Begin STORED ROWS

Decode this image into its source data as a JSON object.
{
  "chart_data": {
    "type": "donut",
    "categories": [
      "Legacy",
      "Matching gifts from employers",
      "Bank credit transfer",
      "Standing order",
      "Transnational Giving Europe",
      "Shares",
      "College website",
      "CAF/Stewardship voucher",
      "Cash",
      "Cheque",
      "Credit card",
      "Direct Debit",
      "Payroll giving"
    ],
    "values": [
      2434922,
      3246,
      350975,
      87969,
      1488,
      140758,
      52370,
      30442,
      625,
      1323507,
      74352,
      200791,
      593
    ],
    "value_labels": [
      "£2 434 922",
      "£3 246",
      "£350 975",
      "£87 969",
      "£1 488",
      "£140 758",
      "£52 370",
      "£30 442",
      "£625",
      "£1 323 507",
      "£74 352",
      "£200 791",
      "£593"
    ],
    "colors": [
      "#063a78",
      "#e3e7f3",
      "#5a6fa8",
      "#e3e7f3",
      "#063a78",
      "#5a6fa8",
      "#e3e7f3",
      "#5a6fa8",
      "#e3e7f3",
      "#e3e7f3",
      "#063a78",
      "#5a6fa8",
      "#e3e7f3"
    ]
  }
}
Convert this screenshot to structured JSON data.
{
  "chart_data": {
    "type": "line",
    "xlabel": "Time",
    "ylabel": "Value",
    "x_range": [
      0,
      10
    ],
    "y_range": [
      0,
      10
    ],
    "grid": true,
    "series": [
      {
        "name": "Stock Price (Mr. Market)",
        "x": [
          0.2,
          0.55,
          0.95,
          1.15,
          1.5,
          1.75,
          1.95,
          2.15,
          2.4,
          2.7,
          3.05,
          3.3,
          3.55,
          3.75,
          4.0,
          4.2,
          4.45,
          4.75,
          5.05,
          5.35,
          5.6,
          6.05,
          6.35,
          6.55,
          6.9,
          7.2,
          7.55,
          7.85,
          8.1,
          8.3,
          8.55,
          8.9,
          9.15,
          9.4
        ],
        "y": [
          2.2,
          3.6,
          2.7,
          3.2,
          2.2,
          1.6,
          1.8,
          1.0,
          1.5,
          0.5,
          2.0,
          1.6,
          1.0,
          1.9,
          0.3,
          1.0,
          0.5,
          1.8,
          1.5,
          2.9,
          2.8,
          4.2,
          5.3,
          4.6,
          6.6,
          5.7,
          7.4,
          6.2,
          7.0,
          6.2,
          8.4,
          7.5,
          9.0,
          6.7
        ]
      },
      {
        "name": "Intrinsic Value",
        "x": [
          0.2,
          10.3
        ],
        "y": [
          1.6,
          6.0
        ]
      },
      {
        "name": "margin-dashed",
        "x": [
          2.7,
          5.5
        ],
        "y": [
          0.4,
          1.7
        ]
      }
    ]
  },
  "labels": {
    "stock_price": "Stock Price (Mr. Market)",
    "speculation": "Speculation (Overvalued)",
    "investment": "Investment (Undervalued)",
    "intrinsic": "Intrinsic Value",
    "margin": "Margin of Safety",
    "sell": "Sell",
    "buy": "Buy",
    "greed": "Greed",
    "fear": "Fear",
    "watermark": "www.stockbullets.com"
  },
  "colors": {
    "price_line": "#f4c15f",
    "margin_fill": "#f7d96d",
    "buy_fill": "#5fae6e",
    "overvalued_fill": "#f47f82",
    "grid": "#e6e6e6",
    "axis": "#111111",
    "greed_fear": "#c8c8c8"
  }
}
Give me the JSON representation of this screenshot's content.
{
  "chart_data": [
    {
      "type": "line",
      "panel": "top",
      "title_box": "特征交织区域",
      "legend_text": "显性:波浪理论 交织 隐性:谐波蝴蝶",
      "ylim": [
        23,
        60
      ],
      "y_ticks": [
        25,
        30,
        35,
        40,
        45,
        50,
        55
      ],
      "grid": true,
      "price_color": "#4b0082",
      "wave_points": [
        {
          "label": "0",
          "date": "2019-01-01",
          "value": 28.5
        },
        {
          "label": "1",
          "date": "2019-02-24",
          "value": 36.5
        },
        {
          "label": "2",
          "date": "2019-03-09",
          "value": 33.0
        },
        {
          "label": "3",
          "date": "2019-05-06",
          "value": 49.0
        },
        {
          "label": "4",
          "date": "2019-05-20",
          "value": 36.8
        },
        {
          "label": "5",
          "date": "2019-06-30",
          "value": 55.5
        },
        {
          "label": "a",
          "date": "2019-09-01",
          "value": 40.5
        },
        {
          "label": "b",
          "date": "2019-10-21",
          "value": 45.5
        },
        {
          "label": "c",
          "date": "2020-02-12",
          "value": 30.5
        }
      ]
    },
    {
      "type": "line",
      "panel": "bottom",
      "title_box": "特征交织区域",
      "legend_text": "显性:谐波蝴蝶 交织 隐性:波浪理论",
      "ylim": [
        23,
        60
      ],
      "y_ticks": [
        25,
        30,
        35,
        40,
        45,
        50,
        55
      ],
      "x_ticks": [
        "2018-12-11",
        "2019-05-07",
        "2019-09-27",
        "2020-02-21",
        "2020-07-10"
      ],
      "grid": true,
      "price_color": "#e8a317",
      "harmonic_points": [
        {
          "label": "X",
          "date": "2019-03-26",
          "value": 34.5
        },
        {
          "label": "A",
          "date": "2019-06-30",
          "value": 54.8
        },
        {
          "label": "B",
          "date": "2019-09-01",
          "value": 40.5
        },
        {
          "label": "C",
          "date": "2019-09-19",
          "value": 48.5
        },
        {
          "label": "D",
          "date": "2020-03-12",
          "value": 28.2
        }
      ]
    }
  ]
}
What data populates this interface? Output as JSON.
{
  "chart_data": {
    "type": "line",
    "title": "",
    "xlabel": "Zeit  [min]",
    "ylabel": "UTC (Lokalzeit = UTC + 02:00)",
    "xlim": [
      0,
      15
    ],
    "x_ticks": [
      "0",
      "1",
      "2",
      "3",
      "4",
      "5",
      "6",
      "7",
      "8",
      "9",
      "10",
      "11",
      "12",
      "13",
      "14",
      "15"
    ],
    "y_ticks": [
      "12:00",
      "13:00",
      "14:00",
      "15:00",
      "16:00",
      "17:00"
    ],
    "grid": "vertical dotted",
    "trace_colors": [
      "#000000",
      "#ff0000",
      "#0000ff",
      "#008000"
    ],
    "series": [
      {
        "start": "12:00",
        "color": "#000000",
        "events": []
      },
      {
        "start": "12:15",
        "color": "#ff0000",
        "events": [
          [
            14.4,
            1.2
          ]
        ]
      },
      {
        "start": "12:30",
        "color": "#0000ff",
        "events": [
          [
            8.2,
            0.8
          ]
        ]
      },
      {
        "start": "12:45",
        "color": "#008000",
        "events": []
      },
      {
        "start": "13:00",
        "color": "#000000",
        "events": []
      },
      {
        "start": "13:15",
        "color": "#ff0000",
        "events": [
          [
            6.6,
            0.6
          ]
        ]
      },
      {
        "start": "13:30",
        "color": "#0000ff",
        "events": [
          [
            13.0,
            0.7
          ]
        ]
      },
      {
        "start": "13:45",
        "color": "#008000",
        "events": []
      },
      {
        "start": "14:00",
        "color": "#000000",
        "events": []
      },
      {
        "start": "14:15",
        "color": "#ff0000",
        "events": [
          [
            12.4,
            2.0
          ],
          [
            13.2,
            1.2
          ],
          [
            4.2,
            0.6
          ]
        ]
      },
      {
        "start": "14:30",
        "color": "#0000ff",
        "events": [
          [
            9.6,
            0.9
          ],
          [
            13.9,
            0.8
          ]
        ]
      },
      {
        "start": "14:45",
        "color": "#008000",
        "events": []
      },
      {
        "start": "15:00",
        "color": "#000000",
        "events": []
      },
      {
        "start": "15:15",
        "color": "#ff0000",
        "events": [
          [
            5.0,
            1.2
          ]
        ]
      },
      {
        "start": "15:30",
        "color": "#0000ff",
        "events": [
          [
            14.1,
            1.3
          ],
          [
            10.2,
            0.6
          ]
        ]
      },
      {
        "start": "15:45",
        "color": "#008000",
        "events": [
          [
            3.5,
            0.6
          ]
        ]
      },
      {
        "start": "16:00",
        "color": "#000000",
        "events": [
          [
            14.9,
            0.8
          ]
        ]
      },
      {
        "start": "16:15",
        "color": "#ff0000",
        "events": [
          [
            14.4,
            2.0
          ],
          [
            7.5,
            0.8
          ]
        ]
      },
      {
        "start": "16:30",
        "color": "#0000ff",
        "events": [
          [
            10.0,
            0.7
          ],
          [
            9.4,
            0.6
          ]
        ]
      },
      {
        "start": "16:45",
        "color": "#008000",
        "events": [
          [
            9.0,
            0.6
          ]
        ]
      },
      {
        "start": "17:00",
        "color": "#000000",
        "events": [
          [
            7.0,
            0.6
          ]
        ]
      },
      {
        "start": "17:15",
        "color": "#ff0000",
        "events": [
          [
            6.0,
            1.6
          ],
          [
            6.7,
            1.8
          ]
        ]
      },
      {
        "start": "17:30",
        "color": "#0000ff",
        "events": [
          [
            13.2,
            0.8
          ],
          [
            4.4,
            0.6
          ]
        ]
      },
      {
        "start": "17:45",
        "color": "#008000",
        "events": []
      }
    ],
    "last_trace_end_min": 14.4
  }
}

End STORED ROWS

Check every line of the data above for the string "ylabel", and copy those that have it.

    "ylabel": "Value",
    "ylabel": "UTC (Lokalzeit = UTC + 02:00)",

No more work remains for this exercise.